+++ Exercise input +++
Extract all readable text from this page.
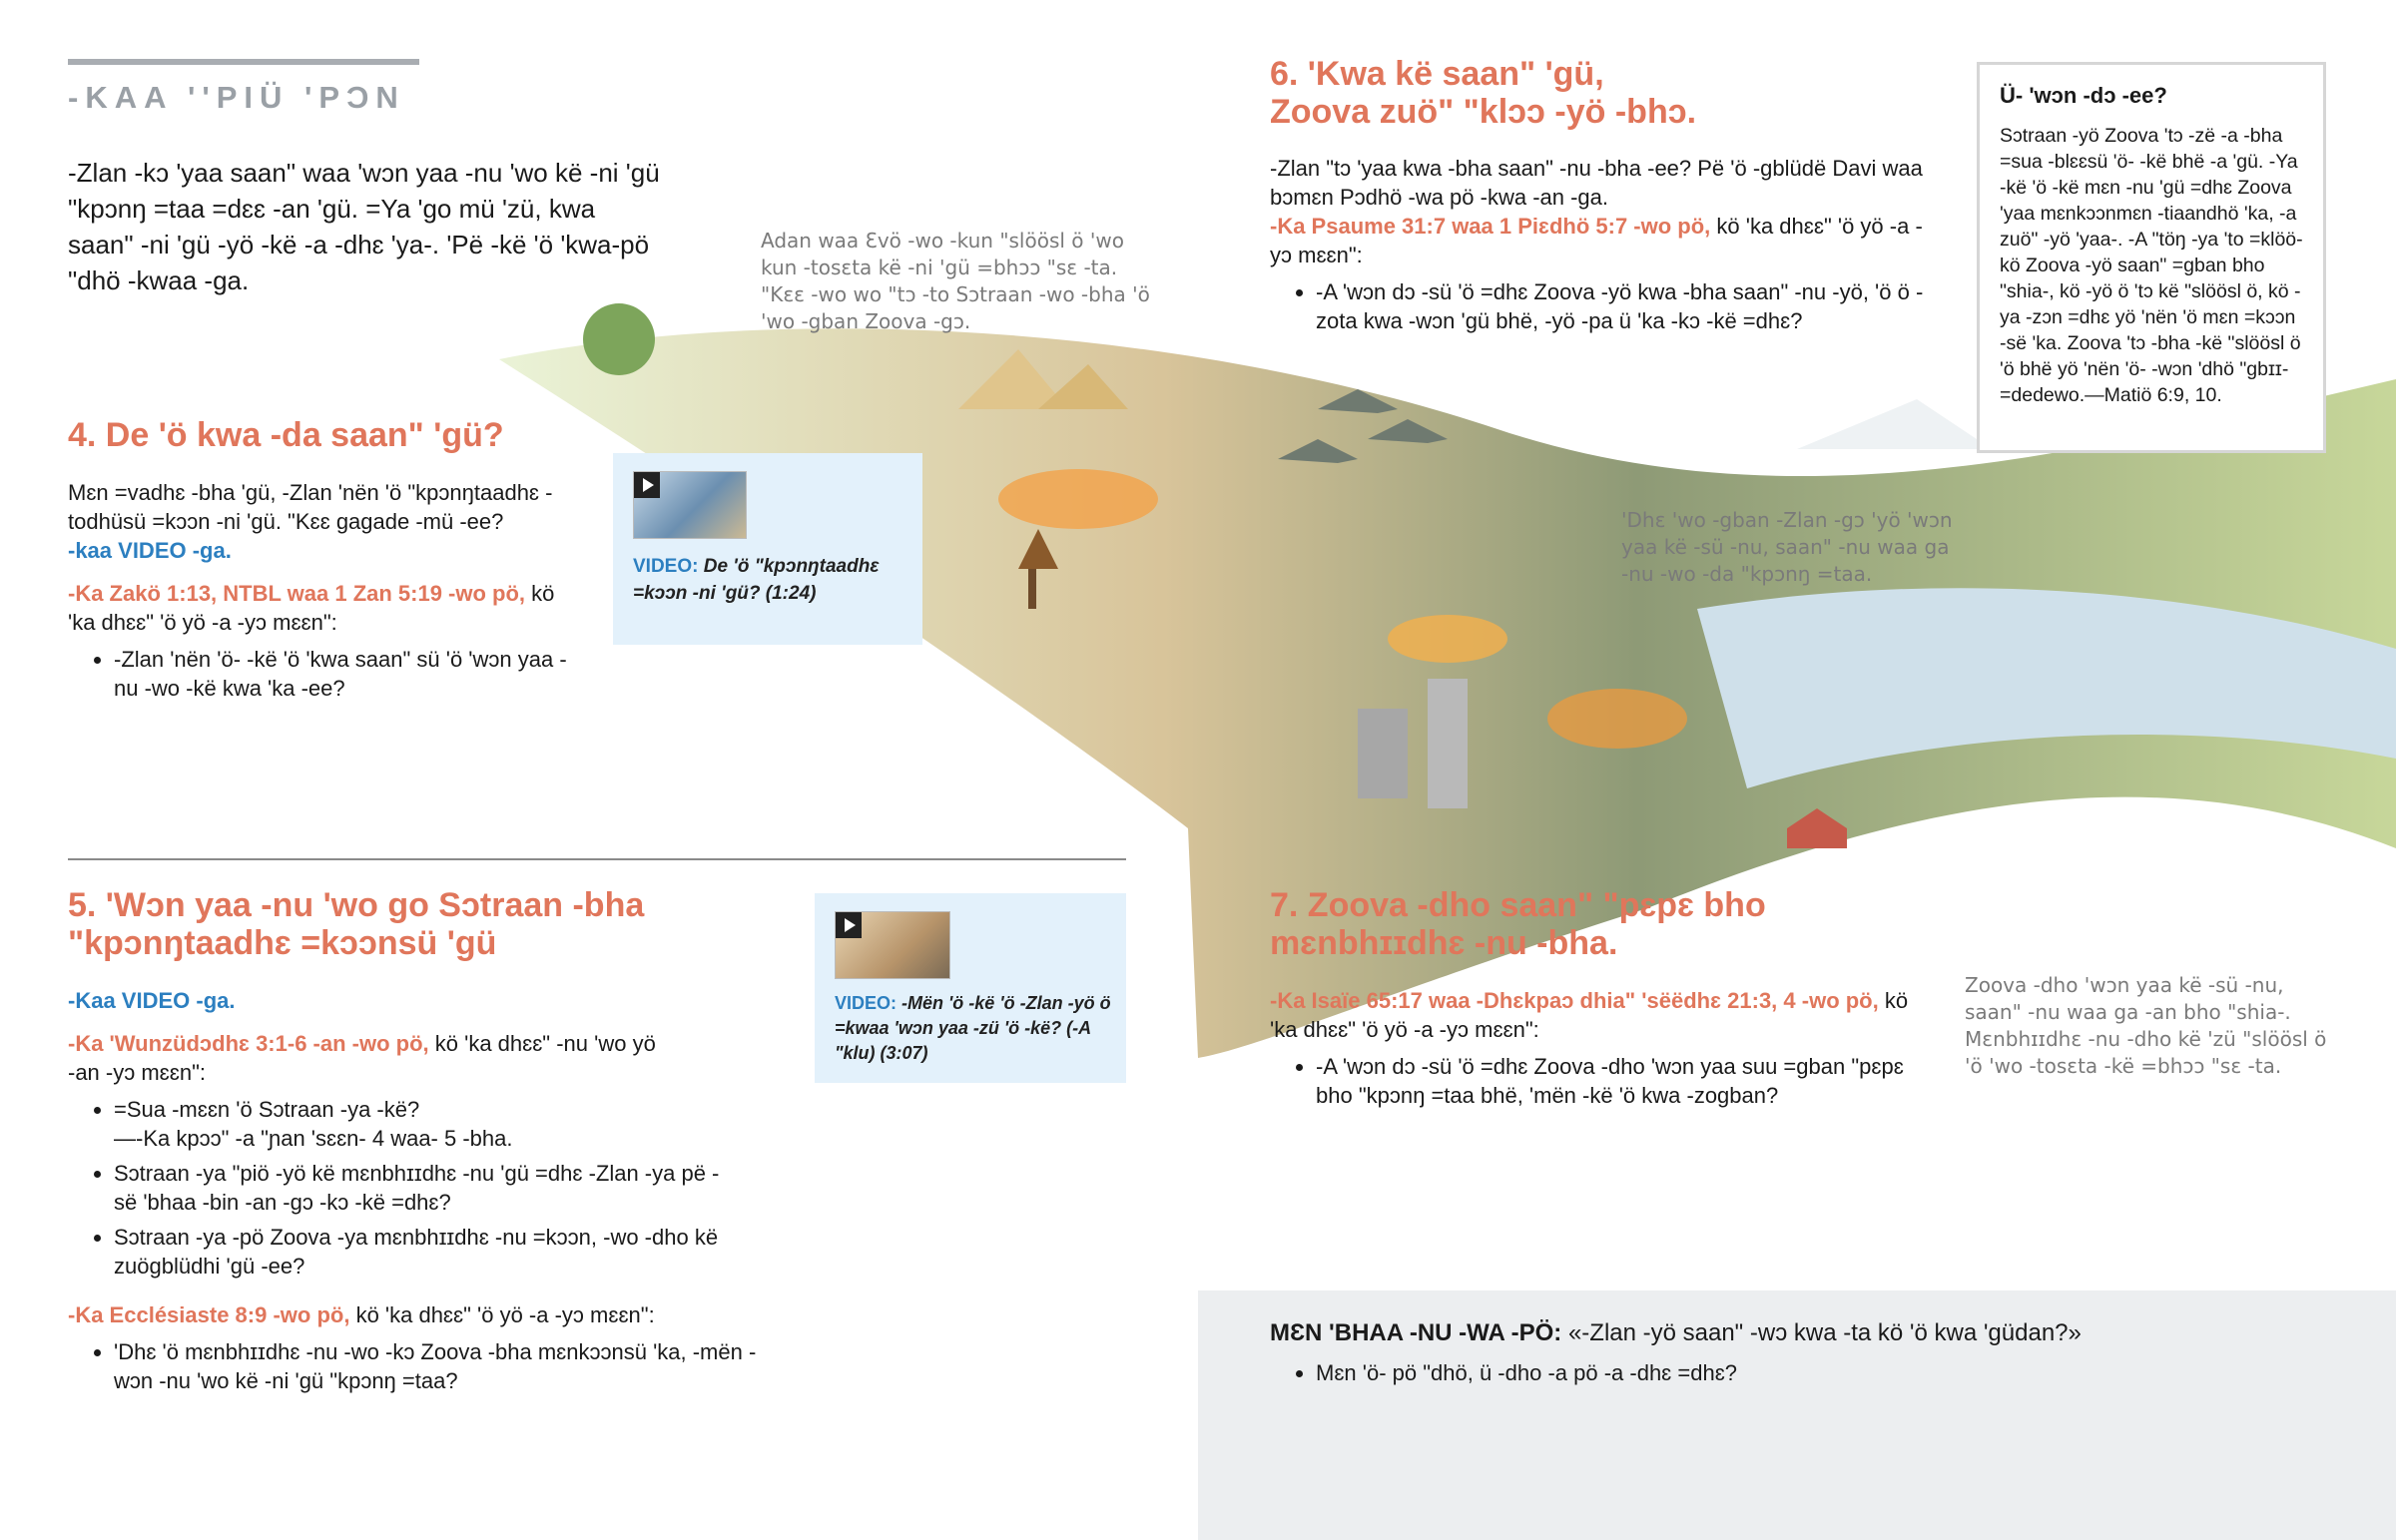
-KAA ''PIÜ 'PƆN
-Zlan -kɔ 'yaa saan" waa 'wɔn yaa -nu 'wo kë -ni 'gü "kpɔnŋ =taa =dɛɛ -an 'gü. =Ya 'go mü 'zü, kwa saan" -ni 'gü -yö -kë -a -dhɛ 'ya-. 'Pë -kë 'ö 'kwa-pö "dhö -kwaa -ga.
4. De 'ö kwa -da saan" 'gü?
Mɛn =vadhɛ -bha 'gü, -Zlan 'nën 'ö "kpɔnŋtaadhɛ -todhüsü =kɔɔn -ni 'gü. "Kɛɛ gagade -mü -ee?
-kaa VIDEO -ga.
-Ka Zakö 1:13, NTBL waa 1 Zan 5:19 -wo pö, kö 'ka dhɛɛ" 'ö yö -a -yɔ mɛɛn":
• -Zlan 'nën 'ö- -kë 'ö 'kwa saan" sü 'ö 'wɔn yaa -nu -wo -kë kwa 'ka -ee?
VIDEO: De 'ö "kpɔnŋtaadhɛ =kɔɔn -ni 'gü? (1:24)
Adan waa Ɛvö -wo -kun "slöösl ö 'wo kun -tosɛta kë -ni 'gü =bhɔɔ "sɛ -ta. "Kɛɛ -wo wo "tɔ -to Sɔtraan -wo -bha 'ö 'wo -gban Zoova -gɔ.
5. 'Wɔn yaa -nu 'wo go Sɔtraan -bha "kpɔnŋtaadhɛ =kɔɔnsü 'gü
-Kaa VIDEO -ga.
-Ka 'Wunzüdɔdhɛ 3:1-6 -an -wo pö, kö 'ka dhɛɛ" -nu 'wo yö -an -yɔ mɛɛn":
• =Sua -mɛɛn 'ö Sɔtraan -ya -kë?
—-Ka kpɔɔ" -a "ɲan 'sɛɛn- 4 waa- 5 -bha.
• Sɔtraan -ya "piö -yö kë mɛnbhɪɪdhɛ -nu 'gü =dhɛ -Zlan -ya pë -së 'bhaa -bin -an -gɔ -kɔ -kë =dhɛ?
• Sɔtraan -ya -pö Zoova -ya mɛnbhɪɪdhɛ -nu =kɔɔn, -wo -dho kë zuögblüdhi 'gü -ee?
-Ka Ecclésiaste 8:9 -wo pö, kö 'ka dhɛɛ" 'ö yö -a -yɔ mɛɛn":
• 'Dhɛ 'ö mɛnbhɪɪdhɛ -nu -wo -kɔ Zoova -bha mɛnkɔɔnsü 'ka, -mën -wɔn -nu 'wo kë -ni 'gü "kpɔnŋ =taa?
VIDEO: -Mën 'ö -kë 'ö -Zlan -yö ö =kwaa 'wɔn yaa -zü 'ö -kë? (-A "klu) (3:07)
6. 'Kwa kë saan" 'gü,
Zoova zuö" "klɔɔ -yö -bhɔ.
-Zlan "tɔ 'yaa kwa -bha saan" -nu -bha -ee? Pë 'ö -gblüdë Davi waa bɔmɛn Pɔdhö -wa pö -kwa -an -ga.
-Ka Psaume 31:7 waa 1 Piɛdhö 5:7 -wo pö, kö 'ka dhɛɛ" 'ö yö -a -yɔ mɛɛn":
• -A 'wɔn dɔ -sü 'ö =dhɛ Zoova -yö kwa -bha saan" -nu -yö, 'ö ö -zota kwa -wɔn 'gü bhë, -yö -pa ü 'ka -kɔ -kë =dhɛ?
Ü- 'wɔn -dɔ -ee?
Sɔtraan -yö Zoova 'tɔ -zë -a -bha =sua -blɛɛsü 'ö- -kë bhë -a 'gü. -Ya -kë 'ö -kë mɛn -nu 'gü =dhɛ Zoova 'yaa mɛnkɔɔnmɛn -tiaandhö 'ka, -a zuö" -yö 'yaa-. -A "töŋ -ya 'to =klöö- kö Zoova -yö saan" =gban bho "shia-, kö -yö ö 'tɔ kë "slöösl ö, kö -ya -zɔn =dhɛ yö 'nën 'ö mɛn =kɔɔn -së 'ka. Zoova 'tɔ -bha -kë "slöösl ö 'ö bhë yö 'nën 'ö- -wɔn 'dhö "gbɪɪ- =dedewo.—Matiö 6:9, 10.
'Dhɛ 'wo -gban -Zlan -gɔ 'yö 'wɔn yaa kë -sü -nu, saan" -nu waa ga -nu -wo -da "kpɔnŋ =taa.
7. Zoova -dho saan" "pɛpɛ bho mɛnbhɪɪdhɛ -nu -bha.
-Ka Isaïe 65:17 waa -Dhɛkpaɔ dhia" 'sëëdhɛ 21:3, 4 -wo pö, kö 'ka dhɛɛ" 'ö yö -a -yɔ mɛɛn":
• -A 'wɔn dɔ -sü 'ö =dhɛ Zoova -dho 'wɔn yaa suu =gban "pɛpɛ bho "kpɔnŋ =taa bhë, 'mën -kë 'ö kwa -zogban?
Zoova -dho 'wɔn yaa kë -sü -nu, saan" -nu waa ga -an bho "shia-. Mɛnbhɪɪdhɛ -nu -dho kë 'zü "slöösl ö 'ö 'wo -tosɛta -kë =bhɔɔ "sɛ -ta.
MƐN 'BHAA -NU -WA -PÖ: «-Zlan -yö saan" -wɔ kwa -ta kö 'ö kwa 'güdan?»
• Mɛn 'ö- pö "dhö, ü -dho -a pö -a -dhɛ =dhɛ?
+++
→ **Task brief**:
Pictures stay out of the copy; please restate every record above exactly.

→ **Right answer**:
Extract all readable text from this page.
-KAA ''PIÜ 'PƆN
-Zlan -kɔ 'yaa saan" waa 'wɔn yaa -nu 'wo kë -ni 'gü "kpɔnŋ =taa =dɛɛ -an 'gü. =Ya 'go mü 'zü, kwa saan" -ni 'gü -yö -kë -a -dhɛ 'ya-. 'Pë -kë 'ö 'kwa-pö "dhö -kwaa -ga.
4. De 'ö kwa -da saan" 'gü?
Mɛn =vadhɛ -bha 'gü, -Zlan 'nën 'ö "kpɔnŋtaadhɛ -todhüsü =kɔɔn -ni 'gü. "Kɛɛ gagade -mü -ee?
-kaa VIDEO -ga.
-Ka Zakö 1:13, NTBL waa 1 Zan 5:19 -wo pö, kö 'ka dhɛɛ" 'ö yö -a -yɔ mɛɛn":
• -Zlan 'nën 'ö- -kë 'ö 'kwa saan" sü 'ö 'wɔn yaa -nu -wo -kë kwa 'ka -ee?
VIDEO: De 'ö "kpɔnŋtaadhɛ =kɔɔn -ni 'gü? (1:24)
Adan waa Ɛvö -wo -kun "slöösl ö 'wo kun -tosɛta kë -ni 'gü =bhɔɔ "sɛ -ta. "Kɛɛ -wo wo "tɔ -to Sɔtraan -wo -bha 'ö 'wo -gban Zoova -gɔ.
5. 'Wɔn yaa -nu 'wo go Sɔtraan -bha "kpɔnŋtaadhɛ =kɔɔnsü 'gü
-Kaa VIDEO -ga.
-Ka 'Wunzüdɔdhɛ 3:1-6 -an -wo pö, kö 'ka dhɛɛ" -nu 'wo yö -an -yɔ mɛɛn":
• =Sua -mɛɛn 'ö Sɔtraan -ya -kë?
—-Ka kpɔɔ" -a "ɲan 'sɛɛn- 4 waa- 5 -bha.
• Sɔtraan -ya "piö -yö kë mɛnbhɪɪdhɛ -nu 'gü =dhɛ -Zlan -ya pë -së 'bhaa -bin -an -gɔ -kɔ -kë =dhɛ?
• Sɔtraan -ya -pö Zoova -ya mɛnbhɪɪdhɛ -nu =kɔɔn, -wo -dho kë zuögblüdhi 'gü -ee?
-Ka Ecclésiaste 8:9 -wo pö, kö 'ka dhɛɛ" 'ö yö -a -yɔ mɛɛn":
• 'Dhɛ 'ö mɛnbhɪɪdhɛ -nu -wo -kɔ Zoova -bha mɛnkɔɔnsü 'ka, -mën -wɔn -nu 'wo kë -ni 'gü "kpɔnŋ =taa?
VIDEO: -Mën 'ö -kë 'ö -Zlan -yö ö =kwaa 'wɔn yaa -zü 'ö -kë? (-A "klu) (3:07)
6. 'Kwa kë saan" 'gü,
Zoova zuö" "klɔɔ -yö -bhɔ.
-Zlan "tɔ 'yaa kwa -bha saan" -nu -bha -ee? Pë 'ö -gblüdë Davi waa bɔmɛn Pɔdhö -wa pö -kwa -an -ga.
-Ka Psaume 31:7 waa 1 Piɛdhö 5:7 -wo pö, kö 'ka dhɛɛ" 'ö yö -a -yɔ mɛɛn":
• -A 'wɔn dɔ -sü 'ö =dhɛ Zoova -yö kwa -bha saan" -nu -yö, 'ö ö -zota kwa -wɔn 'gü bhë, -yö -pa ü 'ka -kɔ -kë =dhɛ?
Ü- 'wɔn -dɔ -ee?
Sɔtraan -yö Zoova 'tɔ -zë -a -bha =sua -blɛɛsü 'ö- -kë bhë -a 'gü. -Ya -kë 'ö -kë mɛn -nu 'gü =dhɛ Zoova 'yaa mɛnkɔɔnmɛn -tiaandhö 'ka, -a zuö" -yö 'yaa-. -A "töŋ -ya 'to =klöö- kö Zoova -yö saan" =gban bho "shia-, kö -yö ö 'tɔ kë "slöösl ö, kö -ya -zɔn =dhɛ yö 'nën 'ö mɛn =kɔɔn -së 'ka. Zoova 'tɔ -bha -kë "slöösl ö 'ö bhë yö 'nën 'ö- -wɔn 'dhö "gbɪɪ- =dedewo.—Matiö 6:9, 10.
'Dhɛ 'wo -gban -Zlan -gɔ 'yö 'wɔn yaa kë -sü -nu, saan" -nu waa ga -nu -wo -da "kpɔnŋ =taa.
7. Zoova -dho saan" "pɛpɛ bho mɛnbhɪɪdhɛ -nu -bha.
-Ka Isaïe 65:17 waa -Dhɛkpaɔ dhia" 'sëëdhɛ 21:3, 4 -wo pö, kö 'ka dhɛɛ" 'ö yö -a -yɔ mɛɛn":
• -A 'wɔn dɔ -sü 'ö =dhɛ Zoova -dho 'wɔn yaa suu =gban "pɛpɛ bho "kpɔnŋ =taa bhë, 'mën -kë 'ö kwa -zogban?
Zoova -dho 'wɔn yaa kë -sü -nu, saan" -nu waa ga -an bho "shia-. Mɛnbhɪɪdhɛ -nu -dho kë 'zü "slöösl ö 'ö 'wo -tosɛta -kë =bhɔɔ "sɛ -ta.
MƐN 'BHAA -NU -WA -PÖ: «-Zlan -yö saan" -wɔ kwa -ta kö 'ö kwa 'güdan?»
• Mɛn 'ö- pö "dhö, ü -dho -a pö -a -dhɛ =dhɛ?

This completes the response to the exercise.